→ **Task instructions**: Write the records out again exactly, leaving no images in.

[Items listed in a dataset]

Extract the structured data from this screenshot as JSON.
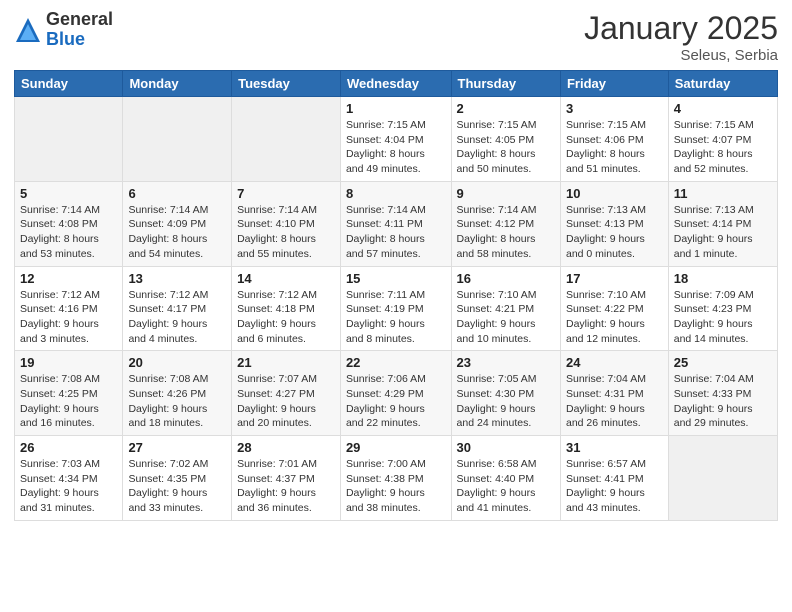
{
  "logo": {
    "general": "General",
    "blue": "Blue"
  },
  "header": {
    "month_year": "January 2025",
    "location": "Seleus, Serbia"
  },
  "weekdays": [
    "Sunday",
    "Monday",
    "Tuesday",
    "Wednesday",
    "Thursday",
    "Friday",
    "Saturday"
  ],
  "weeks": [
    [
      {
        "day": "",
        "info": ""
      },
      {
        "day": "",
        "info": ""
      },
      {
        "day": "",
        "info": ""
      },
      {
        "day": "1",
        "info": "Sunrise: 7:15 AM\nSunset: 4:04 PM\nDaylight: 8 hours\nand 49 minutes."
      },
      {
        "day": "2",
        "info": "Sunrise: 7:15 AM\nSunset: 4:05 PM\nDaylight: 8 hours\nand 50 minutes."
      },
      {
        "day": "3",
        "info": "Sunrise: 7:15 AM\nSunset: 4:06 PM\nDaylight: 8 hours\nand 51 minutes."
      },
      {
        "day": "4",
        "info": "Sunrise: 7:15 AM\nSunset: 4:07 PM\nDaylight: 8 hours\nand 52 minutes."
      }
    ],
    [
      {
        "day": "5",
        "info": "Sunrise: 7:14 AM\nSunset: 4:08 PM\nDaylight: 8 hours\nand 53 minutes."
      },
      {
        "day": "6",
        "info": "Sunrise: 7:14 AM\nSunset: 4:09 PM\nDaylight: 8 hours\nand 54 minutes."
      },
      {
        "day": "7",
        "info": "Sunrise: 7:14 AM\nSunset: 4:10 PM\nDaylight: 8 hours\nand 55 minutes."
      },
      {
        "day": "8",
        "info": "Sunrise: 7:14 AM\nSunset: 4:11 PM\nDaylight: 8 hours\nand 57 minutes."
      },
      {
        "day": "9",
        "info": "Sunrise: 7:14 AM\nSunset: 4:12 PM\nDaylight: 8 hours\nand 58 minutes."
      },
      {
        "day": "10",
        "info": "Sunrise: 7:13 AM\nSunset: 4:13 PM\nDaylight: 9 hours\nand 0 minutes."
      },
      {
        "day": "11",
        "info": "Sunrise: 7:13 AM\nSunset: 4:14 PM\nDaylight: 9 hours\nand 1 minute."
      }
    ],
    [
      {
        "day": "12",
        "info": "Sunrise: 7:12 AM\nSunset: 4:16 PM\nDaylight: 9 hours\nand 3 minutes."
      },
      {
        "day": "13",
        "info": "Sunrise: 7:12 AM\nSunset: 4:17 PM\nDaylight: 9 hours\nand 4 minutes."
      },
      {
        "day": "14",
        "info": "Sunrise: 7:12 AM\nSunset: 4:18 PM\nDaylight: 9 hours\nand 6 minutes."
      },
      {
        "day": "15",
        "info": "Sunrise: 7:11 AM\nSunset: 4:19 PM\nDaylight: 9 hours\nand 8 minutes."
      },
      {
        "day": "16",
        "info": "Sunrise: 7:10 AM\nSunset: 4:21 PM\nDaylight: 9 hours\nand 10 minutes."
      },
      {
        "day": "17",
        "info": "Sunrise: 7:10 AM\nSunset: 4:22 PM\nDaylight: 9 hours\nand 12 minutes."
      },
      {
        "day": "18",
        "info": "Sunrise: 7:09 AM\nSunset: 4:23 PM\nDaylight: 9 hours\nand 14 minutes."
      }
    ],
    [
      {
        "day": "19",
        "info": "Sunrise: 7:08 AM\nSunset: 4:25 PM\nDaylight: 9 hours\nand 16 minutes."
      },
      {
        "day": "20",
        "info": "Sunrise: 7:08 AM\nSunset: 4:26 PM\nDaylight: 9 hours\nand 18 minutes."
      },
      {
        "day": "21",
        "info": "Sunrise: 7:07 AM\nSunset: 4:27 PM\nDaylight: 9 hours\nand 20 minutes."
      },
      {
        "day": "22",
        "info": "Sunrise: 7:06 AM\nSunset: 4:29 PM\nDaylight: 9 hours\nand 22 minutes."
      },
      {
        "day": "23",
        "info": "Sunrise: 7:05 AM\nSunset: 4:30 PM\nDaylight: 9 hours\nand 24 minutes."
      },
      {
        "day": "24",
        "info": "Sunrise: 7:04 AM\nSunset: 4:31 PM\nDaylight: 9 hours\nand 26 minutes."
      },
      {
        "day": "25",
        "info": "Sunrise: 7:04 AM\nSunset: 4:33 PM\nDaylight: 9 hours\nand 29 minutes."
      }
    ],
    [
      {
        "day": "26",
        "info": "Sunrise: 7:03 AM\nSunset: 4:34 PM\nDaylight: 9 hours\nand 31 minutes."
      },
      {
        "day": "27",
        "info": "Sunrise: 7:02 AM\nSunset: 4:35 PM\nDaylight: 9 hours\nand 33 minutes."
      },
      {
        "day": "28",
        "info": "Sunrise: 7:01 AM\nSunset: 4:37 PM\nDaylight: 9 hours\nand 36 minutes."
      },
      {
        "day": "29",
        "info": "Sunrise: 7:00 AM\nSunset: 4:38 PM\nDaylight: 9 hours\nand 38 minutes."
      },
      {
        "day": "30",
        "info": "Sunrise: 6:58 AM\nSunset: 4:40 PM\nDaylight: 9 hours\nand 41 minutes."
      },
      {
        "day": "31",
        "info": "Sunrise: 6:57 AM\nSunset: 4:41 PM\nDaylight: 9 hours\nand 43 minutes."
      },
      {
        "day": "",
        "info": ""
      }
    ]
  ]
}
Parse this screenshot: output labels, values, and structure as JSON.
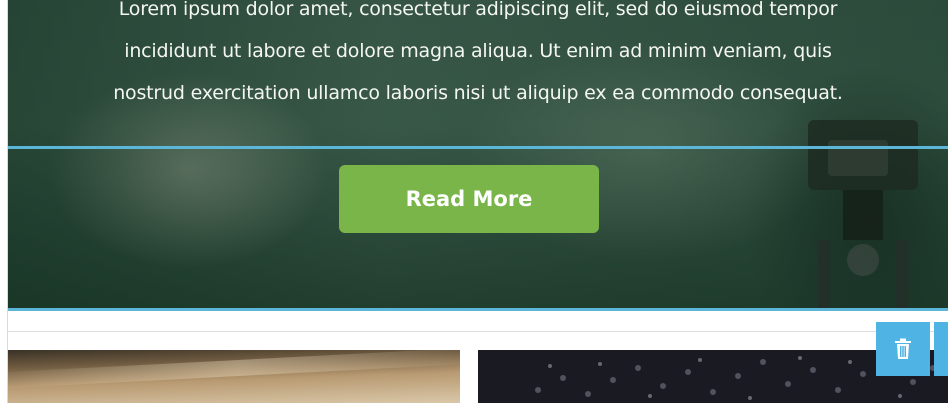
{
  "hero": {
    "lines": [
      "Lorem ipsum dolor amet, consectetur adipiscing elit, sed do eiusmod tempor",
      "incididunt ut labore et dolore magna aliqua. Ut enim ad minim veniam, quis",
      "nostrud exercitation ullamco laboris nisi ut aliquip ex ea commodo consequat."
    ],
    "button_label": "Read More"
  },
  "actions": {
    "delete_icon": "trash-icon"
  },
  "colors": {
    "accent_blue": "#4fb3e4",
    "divider_blue": "#5bb6d8",
    "button_green": "#7ab54a"
  }
}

→ **The response**:
Extract the structured data from this screenshot as JSON.
{
  "logo": {
    "general": "General",
    "blue": "Blue"
  },
  "header": {
    "month_year": "January 2025",
    "location": "Seleus, Serbia"
  },
  "weekdays": [
    "Sunday",
    "Monday",
    "Tuesday",
    "Wednesday",
    "Thursday",
    "Friday",
    "Saturday"
  ],
  "weeks": [
    [
      {
        "day": "",
        "info": ""
      },
      {
        "day": "",
        "info": ""
      },
      {
        "day": "",
        "info": ""
      },
      {
        "day": "1",
        "info": "Sunrise: 7:15 AM\nSunset: 4:04 PM\nDaylight: 8 hours\nand 49 minutes."
      },
      {
        "day": "2",
        "info": "Sunrise: 7:15 AM\nSunset: 4:05 PM\nDaylight: 8 hours\nand 50 minutes."
      },
      {
        "day": "3",
        "info": "Sunrise: 7:15 AM\nSunset: 4:06 PM\nDaylight: 8 hours\nand 51 minutes."
      },
      {
        "day": "4",
        "info": "Sunrise: 7:15 AM\nSunset: 4:07 PM\nDaylight: 8 hours\nand 52 minutes."
      }
    ],
    [
      {
        "day": "5",
        "info": "Sunrise: 7:14 AM\nSunset: 4:08 PM\nDaylight: 8 hours\nand 53 minutes."
      },
      {
        "day": "6",
        "info": "Sunrise: 7:14 AM\nSunset: 4:09 PM\nDaylight: 8 hours\nand 54 minutes."
      },
      {
        "day": "7",
        "info": "Sunrise: 7:14 AM\nSunset: 4:10 PM\nDaylight: 8 hours\nand 55 minutes."
      },
      {
        "day": "8",
        "info": "Sunrise: 7:14 AM\nSunset: 4:11 PM\nDaylight: 8 hours\nand 57 minutes."
      },
      {
        "day": "9",
        "info": "Sunrise: 7:14 AM\nSunset: 4:12 PM\nDaylight: 8 hours\nand 58 minutes."
      },
      {
        "day": "10",
        "info": "Sunrise: 7:13 AM\nSunset: 4:13 PM\nDaylight: 9 hours\nand 0 minutes."
      },
      {
        "day": "11",
        "info": "Sunrise: 7:13 AM\nSunset: 4:14 PM\nDaylight: 9 hours\nand 1 minute."
      }
    ],
    [
      {
        "day": "12",
        "info": "Sunrise: 7:12 AM\nSunset: 4:16 PM\nDaylight: 9 hours\nand 3 minutes."
      },
      {
        "day": "13",
        "info": "Sunrise: 7:12 AM\nSunset: 4:17 PM\nDaylight: 9 hours\nand 4 minutes."
      },
      {
        "day": "14",
        "info": "Sunrise: 7:12 AM\nSunset: 4:18 PM\nDaylight: 9 hours\nand 6 minutes."
      },
      {
        "day": "15",
        "info": "Sunrise: 7:11 AM\nSunset: 4:19 PM\nDaylight: 9 hours\nand 8 minutes."
      },
      {
        "day": "16",
        "info": "Sunrise: 7:10 AM\nSunset: 4:21 PM\nDaylight: 9 hours\nand 10 minutes."
      },
      {
        "day": "17",
        "info": "Sunrise: 7:10 AM\nSunset: 4:22 PM\nDaylight: 9 hours\nand 12 minutes."
      },
      {
        "day": "18",
        "info": "Sunrise: 7:09 AM\nSunset: 4:23 PM\nDaylight: 9 hours\nand 14 minutes."
      }
    ],
    [
      {
        "day": "19",
        "info": "Sunrise: 7:08 AM\nSunset: 4:25 PM\nDaylight: 9 hours\nand 16 minutes."
      },
      {
        "day": "20",
        "info": "Sunrise: 7:08 AM\nSunset: 4:26 PM\nDaylight: 9 hours\nand 18 minutes."
      },
      {
        "day": "21",
        "info": "Sunrise: 7:07 AM\nSunset: 4:27 PM\nDaylight: 9 hours\nand 20 minutes."
      },
      {
        "day": "22",
        "info": "Sunrise: 7:06 AM\nSunset: 4:29 PM\nDaylight: 9 hours\nand 22 minutes."
      },
      {
        "day": "23",
        "info": "Sunrise: 7:05 AM\nSunset: 4:30 PM\nDaylight: 9 hours\nand 24 minutes."
      },
      {
        "day": "24",
        "info": "Sunrise: 7:04 AM\nSunset: 4:31 PM\nDaylight: 9 hours\nand 26 minutes."
      },
      {
        "day": "25",
        "info": "Sunrise: 7:04 AM\nSunset: 4:33 PM\nDaylight: 9 hours\nand 29 minutes."
      }
    ],
    [
      {
        "day": "26",
        "info": "Sunrise: 7:03 AM\nSunset: 4:34 PM\nDaylight: 9 hours\nand 31 minutes."
      },
      {
        "day": "27",
        "info": "Sunrise: 7:02 AM\nSunset: 4:35 PM\nDaylight: 9 hours\nand 33 minutes."
      },
      {
        "day": "28",
        "info": "Sunrise: 7:01 AM\nSunset: 4:37 PM\nDaylight: 9 hours\nand 36 minutes."
      },
      {
        "day": "29",
        "info": "Sunrise: 7:00 AM\nSunset: 4:38 PM\nDaylight: 9 hours\nand 38 minutes."
      },
      {
        "day": "30",
        "info": "Sunrise: 6:58 AM\nSunset: 4:40 PM\nDaylight: 9 hours\nand 41 minutes."
      },
      {
        "day": "31",
        "info": "Sunrise: 6:57 AM\nSunset: 4:41 PM\nDaylight: 9 hours\nand 43 minutes."
      },
      {
        "day": "",
        "info": ""
      }
    ]
  ]
}
Parse this screenshot: output labels, values, and structure as JSON.
{
  "hero": {
    "lines": [
      "Lorem ipsum dolor amet, consectetur adipiscing elit, sed do eiusmod tempor",
      "incididunt ut labore et dolore magna aliqua. Ut enim ad minim veniam, quis",
      "nostrud exercitation ullamco laboris nisi ut aliquip ex ea commodo consequat."
    ],
    "button_label": "Read More"
  },
  "actions": {
    "delete_icon": "trash-icon"
  },
  "colors": {
    "accent_blue": "#4fb3e4",
    "divider_blue": "#5bb6d8",
    "button_green": "#7ab54a"
  }
}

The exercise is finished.